Work to complete:
Copy out every line containing the word "ストーリア".

[A run of records]
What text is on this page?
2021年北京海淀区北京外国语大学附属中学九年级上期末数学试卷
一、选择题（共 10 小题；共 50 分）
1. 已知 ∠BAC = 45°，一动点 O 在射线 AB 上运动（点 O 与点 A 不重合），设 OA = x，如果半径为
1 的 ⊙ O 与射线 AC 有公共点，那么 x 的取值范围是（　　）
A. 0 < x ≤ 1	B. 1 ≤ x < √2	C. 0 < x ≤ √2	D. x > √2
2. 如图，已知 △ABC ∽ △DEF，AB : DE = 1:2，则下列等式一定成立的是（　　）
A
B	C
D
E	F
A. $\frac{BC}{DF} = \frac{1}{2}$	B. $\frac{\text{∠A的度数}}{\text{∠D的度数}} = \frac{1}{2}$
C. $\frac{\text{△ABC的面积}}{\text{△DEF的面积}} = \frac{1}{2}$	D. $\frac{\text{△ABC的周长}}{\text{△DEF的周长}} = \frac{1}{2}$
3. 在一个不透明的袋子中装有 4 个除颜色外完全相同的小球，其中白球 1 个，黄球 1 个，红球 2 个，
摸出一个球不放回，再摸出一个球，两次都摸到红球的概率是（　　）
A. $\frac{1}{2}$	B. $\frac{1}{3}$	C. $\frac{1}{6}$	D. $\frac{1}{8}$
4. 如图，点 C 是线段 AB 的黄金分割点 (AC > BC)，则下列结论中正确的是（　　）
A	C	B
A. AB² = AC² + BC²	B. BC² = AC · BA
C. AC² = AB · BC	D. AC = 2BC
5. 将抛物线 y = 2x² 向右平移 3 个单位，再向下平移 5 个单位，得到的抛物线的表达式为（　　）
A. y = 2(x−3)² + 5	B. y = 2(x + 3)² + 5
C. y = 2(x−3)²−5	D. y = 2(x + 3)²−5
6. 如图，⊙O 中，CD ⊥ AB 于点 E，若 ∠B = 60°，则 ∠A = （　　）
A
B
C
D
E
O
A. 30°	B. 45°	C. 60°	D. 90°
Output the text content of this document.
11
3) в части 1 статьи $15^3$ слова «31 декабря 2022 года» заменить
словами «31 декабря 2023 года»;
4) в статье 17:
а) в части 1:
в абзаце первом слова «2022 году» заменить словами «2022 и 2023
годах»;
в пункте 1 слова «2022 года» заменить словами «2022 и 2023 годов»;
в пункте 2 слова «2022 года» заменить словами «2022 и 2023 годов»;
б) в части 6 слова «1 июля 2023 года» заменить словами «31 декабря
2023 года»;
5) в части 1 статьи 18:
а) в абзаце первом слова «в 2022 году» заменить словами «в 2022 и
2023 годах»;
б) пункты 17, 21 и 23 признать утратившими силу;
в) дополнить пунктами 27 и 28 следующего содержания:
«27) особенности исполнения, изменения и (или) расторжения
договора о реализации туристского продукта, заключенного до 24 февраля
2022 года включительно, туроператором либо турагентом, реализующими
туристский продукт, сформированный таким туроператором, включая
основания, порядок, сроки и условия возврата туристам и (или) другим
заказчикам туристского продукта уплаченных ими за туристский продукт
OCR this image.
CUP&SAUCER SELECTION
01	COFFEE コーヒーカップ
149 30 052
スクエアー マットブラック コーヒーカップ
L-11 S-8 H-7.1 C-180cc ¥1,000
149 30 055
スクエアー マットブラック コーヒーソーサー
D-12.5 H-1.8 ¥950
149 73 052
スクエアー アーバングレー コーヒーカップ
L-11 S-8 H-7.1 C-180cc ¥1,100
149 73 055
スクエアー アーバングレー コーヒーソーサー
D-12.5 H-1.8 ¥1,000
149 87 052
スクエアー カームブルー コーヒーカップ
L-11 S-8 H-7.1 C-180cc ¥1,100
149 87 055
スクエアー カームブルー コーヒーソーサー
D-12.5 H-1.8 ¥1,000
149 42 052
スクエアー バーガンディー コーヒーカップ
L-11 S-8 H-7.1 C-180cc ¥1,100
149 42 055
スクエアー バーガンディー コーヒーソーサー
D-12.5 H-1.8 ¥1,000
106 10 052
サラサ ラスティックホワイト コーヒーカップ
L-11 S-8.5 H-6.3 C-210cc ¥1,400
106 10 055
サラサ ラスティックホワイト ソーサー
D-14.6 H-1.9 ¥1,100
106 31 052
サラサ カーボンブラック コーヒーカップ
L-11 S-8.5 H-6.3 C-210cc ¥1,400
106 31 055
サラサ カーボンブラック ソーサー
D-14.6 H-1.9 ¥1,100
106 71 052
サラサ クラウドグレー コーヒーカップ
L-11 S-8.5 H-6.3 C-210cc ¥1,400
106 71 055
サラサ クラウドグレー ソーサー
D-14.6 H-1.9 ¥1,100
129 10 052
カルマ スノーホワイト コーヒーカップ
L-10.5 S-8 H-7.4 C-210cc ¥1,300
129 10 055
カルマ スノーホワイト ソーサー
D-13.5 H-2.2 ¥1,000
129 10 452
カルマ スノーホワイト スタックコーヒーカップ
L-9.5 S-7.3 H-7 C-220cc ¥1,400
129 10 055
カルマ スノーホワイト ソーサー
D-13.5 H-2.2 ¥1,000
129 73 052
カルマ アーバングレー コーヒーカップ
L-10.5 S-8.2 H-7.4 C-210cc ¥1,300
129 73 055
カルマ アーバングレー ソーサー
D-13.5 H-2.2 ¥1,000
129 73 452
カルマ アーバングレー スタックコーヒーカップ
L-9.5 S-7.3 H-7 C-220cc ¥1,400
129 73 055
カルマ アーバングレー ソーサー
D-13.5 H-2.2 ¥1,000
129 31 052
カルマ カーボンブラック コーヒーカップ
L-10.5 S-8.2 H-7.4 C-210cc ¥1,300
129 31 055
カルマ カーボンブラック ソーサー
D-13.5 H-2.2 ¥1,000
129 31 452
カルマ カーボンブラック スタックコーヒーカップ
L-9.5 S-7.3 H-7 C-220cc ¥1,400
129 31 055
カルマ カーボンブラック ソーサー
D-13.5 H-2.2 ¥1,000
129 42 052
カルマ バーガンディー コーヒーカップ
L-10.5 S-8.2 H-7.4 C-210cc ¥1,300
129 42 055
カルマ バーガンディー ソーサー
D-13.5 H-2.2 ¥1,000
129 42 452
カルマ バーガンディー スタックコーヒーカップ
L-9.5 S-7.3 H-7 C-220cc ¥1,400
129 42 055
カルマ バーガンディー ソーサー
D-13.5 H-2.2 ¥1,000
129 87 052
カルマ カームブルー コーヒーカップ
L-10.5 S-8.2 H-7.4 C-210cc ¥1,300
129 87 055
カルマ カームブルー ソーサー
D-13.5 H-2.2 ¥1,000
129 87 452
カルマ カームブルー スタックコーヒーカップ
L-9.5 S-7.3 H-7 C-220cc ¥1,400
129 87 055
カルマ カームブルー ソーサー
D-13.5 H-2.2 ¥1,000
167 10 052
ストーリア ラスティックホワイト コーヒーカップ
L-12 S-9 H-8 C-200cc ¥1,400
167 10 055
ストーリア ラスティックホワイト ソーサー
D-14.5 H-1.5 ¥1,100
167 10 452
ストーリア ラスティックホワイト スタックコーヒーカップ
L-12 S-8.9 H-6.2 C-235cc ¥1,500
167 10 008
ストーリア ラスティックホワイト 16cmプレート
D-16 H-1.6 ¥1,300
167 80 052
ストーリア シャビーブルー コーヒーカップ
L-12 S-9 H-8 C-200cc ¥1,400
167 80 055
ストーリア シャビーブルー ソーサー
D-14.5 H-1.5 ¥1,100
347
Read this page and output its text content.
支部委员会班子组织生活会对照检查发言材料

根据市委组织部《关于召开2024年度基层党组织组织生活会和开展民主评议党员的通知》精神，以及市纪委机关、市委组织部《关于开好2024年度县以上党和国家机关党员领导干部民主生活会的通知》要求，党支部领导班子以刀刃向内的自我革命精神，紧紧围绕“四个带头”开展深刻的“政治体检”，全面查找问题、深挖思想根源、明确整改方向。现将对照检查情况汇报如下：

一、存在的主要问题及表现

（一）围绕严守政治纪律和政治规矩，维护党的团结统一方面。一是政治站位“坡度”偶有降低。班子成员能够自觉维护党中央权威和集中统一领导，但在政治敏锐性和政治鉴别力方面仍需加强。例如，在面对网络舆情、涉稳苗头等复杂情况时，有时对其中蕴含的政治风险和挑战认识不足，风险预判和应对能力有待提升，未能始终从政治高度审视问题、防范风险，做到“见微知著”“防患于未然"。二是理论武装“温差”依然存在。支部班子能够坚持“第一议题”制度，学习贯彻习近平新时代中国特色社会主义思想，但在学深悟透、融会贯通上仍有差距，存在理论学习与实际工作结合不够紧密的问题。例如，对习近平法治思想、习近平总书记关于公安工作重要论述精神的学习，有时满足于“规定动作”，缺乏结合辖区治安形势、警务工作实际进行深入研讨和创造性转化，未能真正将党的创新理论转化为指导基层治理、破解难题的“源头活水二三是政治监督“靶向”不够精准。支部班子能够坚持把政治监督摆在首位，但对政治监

The answer:
ストーリア ラスティックホワイト コーヒーカップ
ストーリア ラスティックホワイト ソーサー
ストーリア ラスティックホワイト スタックコーヒーカップ
ストーリア ラスティックホワイト 16cmプレート
ストーリア シャビーブルー コーヒーカップ
ストーリア シャビーブルー ソーサー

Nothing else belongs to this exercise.